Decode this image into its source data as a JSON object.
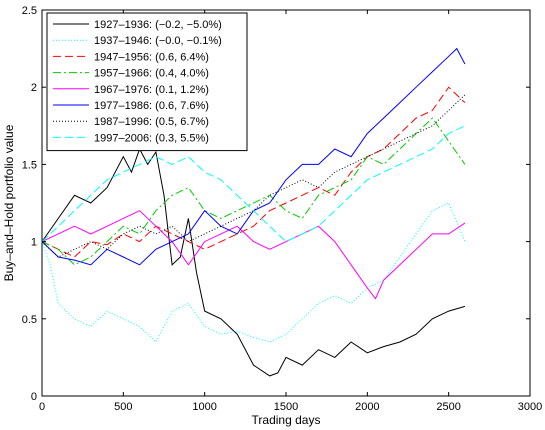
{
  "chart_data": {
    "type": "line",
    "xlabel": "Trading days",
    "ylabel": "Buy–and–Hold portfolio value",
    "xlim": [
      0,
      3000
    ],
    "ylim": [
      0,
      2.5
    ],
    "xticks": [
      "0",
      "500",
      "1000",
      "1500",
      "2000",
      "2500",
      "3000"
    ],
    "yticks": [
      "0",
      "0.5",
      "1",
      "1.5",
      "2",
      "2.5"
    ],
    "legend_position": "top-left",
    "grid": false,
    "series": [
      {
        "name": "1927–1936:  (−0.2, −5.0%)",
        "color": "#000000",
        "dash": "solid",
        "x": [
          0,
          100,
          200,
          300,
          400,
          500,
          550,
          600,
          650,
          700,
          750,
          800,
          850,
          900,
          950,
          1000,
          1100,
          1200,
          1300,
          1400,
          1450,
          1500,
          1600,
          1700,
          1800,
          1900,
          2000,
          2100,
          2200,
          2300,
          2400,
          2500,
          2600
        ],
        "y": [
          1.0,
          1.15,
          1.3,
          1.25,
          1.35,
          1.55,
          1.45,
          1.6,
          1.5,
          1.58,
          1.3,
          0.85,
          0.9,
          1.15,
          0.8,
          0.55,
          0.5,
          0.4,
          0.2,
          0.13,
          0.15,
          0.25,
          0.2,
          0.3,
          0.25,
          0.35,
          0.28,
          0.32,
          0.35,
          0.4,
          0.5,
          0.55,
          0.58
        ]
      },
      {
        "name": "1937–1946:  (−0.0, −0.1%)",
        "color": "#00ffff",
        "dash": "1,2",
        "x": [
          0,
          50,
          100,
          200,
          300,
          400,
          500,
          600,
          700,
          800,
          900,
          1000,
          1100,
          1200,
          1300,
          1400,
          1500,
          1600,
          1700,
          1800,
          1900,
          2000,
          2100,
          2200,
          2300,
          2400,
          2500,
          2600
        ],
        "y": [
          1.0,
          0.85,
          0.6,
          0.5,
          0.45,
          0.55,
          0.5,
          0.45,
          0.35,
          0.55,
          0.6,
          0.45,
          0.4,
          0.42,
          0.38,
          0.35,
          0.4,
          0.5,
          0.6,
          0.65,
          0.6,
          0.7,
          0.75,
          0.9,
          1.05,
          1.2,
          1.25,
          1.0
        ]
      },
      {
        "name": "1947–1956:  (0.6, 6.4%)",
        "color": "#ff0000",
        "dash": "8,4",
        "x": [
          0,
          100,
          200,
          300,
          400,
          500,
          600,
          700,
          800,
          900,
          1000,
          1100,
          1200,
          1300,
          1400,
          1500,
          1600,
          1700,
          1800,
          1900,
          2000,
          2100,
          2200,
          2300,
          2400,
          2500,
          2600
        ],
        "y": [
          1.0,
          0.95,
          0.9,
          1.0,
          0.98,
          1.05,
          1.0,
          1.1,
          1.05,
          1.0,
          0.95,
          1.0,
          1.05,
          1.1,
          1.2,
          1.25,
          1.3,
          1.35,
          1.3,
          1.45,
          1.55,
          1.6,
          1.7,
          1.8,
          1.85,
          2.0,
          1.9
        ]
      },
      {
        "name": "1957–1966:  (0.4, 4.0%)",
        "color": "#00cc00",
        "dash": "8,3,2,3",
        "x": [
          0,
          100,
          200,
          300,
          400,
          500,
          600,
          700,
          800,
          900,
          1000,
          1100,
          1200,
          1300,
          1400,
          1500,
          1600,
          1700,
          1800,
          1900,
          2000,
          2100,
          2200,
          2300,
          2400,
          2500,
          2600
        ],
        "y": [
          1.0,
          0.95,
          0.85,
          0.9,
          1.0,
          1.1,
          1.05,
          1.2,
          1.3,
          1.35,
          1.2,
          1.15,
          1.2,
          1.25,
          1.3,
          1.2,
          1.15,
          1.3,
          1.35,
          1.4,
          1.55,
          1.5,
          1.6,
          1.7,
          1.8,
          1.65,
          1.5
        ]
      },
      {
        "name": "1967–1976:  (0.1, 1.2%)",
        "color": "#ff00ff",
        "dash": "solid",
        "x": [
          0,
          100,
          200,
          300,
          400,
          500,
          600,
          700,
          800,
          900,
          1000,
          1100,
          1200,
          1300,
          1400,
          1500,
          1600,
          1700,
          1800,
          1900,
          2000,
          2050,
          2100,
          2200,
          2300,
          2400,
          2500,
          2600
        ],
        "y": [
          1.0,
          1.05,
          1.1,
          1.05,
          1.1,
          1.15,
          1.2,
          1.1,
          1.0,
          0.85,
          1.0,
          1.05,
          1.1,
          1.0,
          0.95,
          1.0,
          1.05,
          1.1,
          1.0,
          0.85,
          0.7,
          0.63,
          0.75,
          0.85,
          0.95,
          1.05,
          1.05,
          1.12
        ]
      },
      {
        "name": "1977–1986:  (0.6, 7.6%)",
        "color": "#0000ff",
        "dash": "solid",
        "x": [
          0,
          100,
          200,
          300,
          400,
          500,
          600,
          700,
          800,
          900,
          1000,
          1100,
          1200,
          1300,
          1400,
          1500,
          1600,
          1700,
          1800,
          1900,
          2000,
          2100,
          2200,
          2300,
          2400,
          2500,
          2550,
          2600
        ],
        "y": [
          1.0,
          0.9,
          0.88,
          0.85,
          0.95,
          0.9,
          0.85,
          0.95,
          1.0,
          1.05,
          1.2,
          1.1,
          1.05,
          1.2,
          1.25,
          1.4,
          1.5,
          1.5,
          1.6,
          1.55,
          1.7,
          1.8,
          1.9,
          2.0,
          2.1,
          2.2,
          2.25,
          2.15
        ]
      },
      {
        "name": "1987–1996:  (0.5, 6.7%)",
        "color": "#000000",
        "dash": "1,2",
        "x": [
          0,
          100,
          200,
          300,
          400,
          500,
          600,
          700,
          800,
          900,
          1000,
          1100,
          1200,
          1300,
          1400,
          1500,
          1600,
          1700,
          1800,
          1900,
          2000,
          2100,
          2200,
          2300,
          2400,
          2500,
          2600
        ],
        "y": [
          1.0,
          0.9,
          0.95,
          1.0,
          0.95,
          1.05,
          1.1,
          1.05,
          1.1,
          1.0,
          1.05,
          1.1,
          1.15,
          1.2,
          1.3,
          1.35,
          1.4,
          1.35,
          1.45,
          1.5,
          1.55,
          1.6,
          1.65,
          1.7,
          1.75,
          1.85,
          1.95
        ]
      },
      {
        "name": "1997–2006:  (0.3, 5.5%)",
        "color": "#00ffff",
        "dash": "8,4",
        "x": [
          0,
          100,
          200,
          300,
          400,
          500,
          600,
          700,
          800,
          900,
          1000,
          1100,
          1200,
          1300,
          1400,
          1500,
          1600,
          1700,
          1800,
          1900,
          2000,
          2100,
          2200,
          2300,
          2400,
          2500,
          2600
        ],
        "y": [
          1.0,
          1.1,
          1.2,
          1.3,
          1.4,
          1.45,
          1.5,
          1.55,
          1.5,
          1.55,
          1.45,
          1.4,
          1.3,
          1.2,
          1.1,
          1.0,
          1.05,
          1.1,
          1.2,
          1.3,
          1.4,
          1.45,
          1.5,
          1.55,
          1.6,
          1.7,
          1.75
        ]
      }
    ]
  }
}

...

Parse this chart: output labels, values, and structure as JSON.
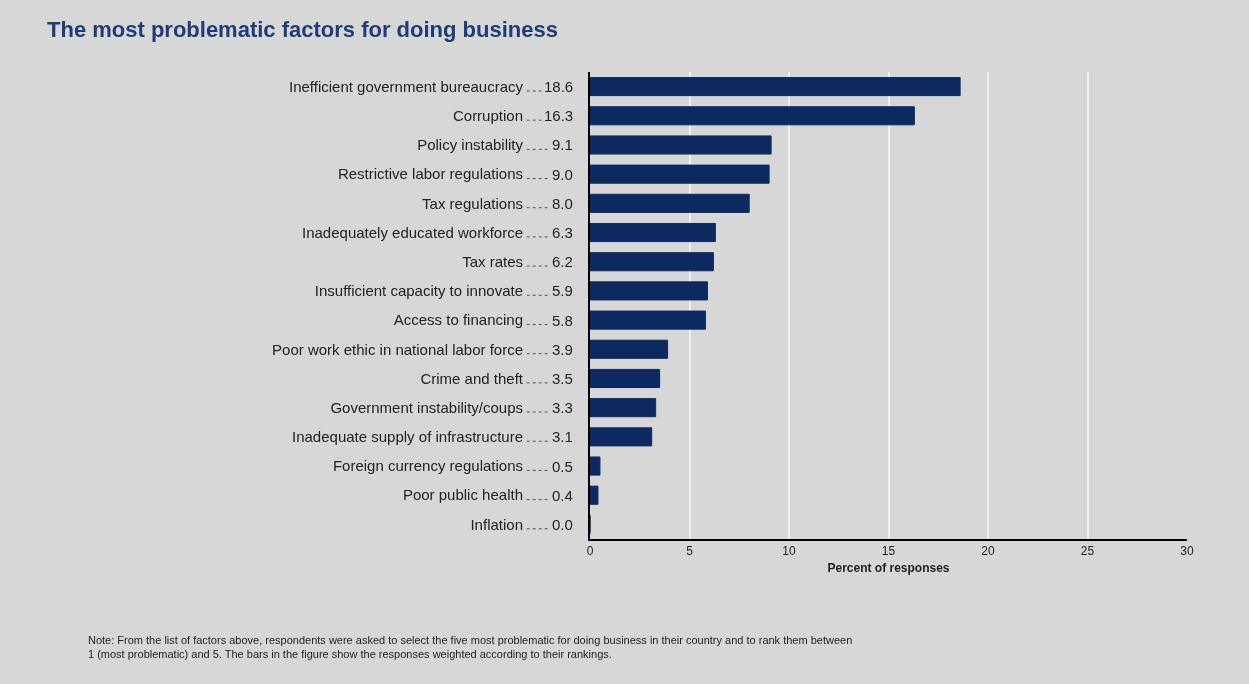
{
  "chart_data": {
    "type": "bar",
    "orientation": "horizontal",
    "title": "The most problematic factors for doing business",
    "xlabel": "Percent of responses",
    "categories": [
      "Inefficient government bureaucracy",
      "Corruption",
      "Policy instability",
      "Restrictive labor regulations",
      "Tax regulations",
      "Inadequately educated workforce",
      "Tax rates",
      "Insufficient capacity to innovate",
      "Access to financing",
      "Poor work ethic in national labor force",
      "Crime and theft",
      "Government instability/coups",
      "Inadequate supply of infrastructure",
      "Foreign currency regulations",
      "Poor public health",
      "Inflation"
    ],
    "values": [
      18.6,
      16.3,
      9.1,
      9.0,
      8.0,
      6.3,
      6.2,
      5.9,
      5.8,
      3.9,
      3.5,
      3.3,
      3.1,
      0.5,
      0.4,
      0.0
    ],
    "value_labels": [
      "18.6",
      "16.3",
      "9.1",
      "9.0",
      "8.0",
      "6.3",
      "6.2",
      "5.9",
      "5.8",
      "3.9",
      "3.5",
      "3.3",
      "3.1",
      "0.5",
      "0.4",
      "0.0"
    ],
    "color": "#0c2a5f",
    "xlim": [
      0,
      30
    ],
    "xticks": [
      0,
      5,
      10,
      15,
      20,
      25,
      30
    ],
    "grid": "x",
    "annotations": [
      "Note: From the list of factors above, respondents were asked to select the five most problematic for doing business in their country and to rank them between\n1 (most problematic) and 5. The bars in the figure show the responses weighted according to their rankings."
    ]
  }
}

==

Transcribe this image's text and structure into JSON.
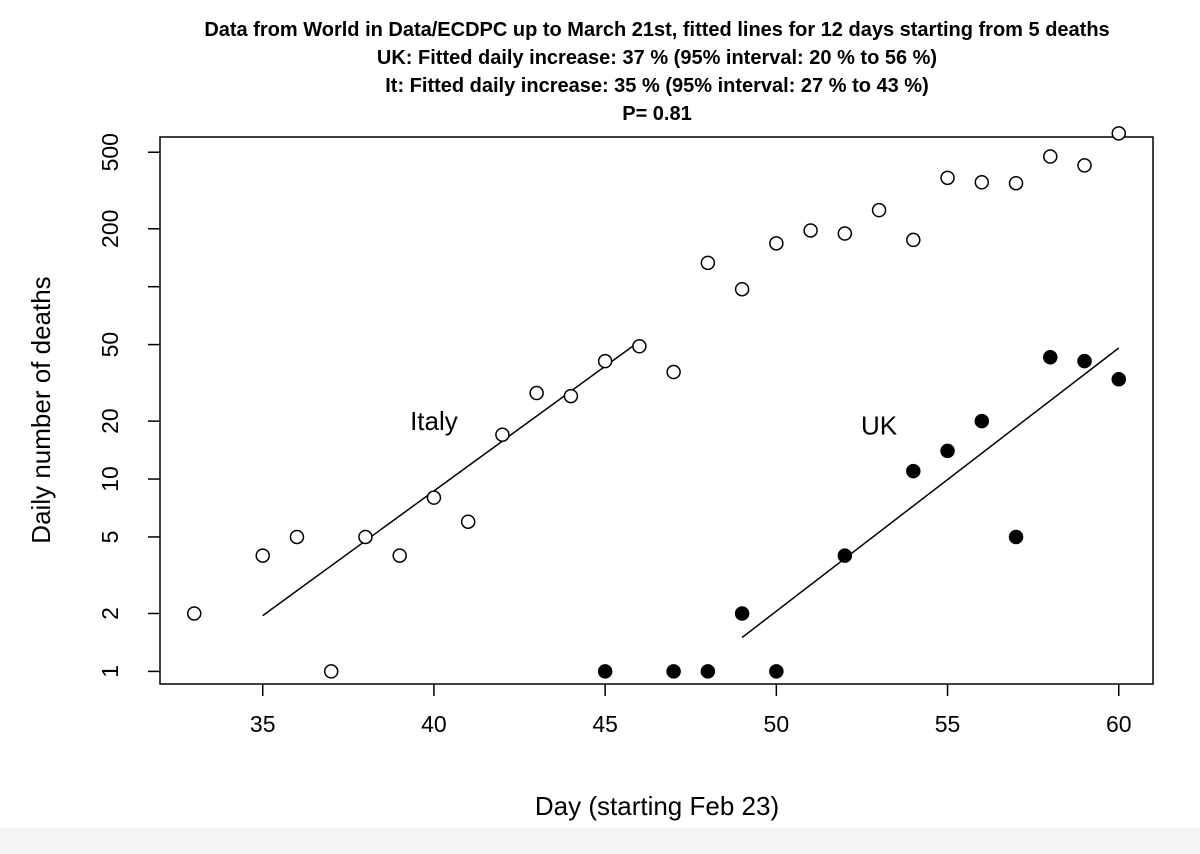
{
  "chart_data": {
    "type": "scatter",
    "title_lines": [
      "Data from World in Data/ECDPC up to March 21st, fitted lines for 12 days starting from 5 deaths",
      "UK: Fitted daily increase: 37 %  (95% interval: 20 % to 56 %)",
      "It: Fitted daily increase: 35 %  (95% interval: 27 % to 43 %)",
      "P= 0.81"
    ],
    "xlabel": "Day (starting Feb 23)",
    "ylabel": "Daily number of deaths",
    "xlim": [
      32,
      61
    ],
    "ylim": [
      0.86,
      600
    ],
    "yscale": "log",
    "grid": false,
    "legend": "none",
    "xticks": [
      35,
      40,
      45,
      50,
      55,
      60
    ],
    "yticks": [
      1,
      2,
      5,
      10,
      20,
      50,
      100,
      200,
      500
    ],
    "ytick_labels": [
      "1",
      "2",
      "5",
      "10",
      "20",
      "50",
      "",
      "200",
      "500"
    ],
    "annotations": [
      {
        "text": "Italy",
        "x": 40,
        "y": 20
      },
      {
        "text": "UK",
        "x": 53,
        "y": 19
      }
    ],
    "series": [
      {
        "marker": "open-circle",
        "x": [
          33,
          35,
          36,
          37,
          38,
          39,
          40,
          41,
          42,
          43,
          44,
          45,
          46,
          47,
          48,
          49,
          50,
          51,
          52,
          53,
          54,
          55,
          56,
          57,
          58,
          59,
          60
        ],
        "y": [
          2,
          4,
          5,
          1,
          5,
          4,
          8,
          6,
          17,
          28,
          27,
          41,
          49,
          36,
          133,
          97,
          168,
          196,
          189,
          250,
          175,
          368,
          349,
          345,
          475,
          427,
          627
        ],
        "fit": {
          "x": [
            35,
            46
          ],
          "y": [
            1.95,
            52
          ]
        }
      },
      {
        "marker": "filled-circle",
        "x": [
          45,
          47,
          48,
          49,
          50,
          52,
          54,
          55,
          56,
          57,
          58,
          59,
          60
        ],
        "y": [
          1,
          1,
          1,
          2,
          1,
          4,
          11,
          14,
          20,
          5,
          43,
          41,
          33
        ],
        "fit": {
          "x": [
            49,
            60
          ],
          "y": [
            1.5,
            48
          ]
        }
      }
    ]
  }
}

» What this task involves
From the data above, copy each line where the string "xlabel" appears.

» Result for this task
    "xlabel": "Trading days",
    "xlabel": "Percent of responses",
    "xlabel": "Day (starting Feb 23)",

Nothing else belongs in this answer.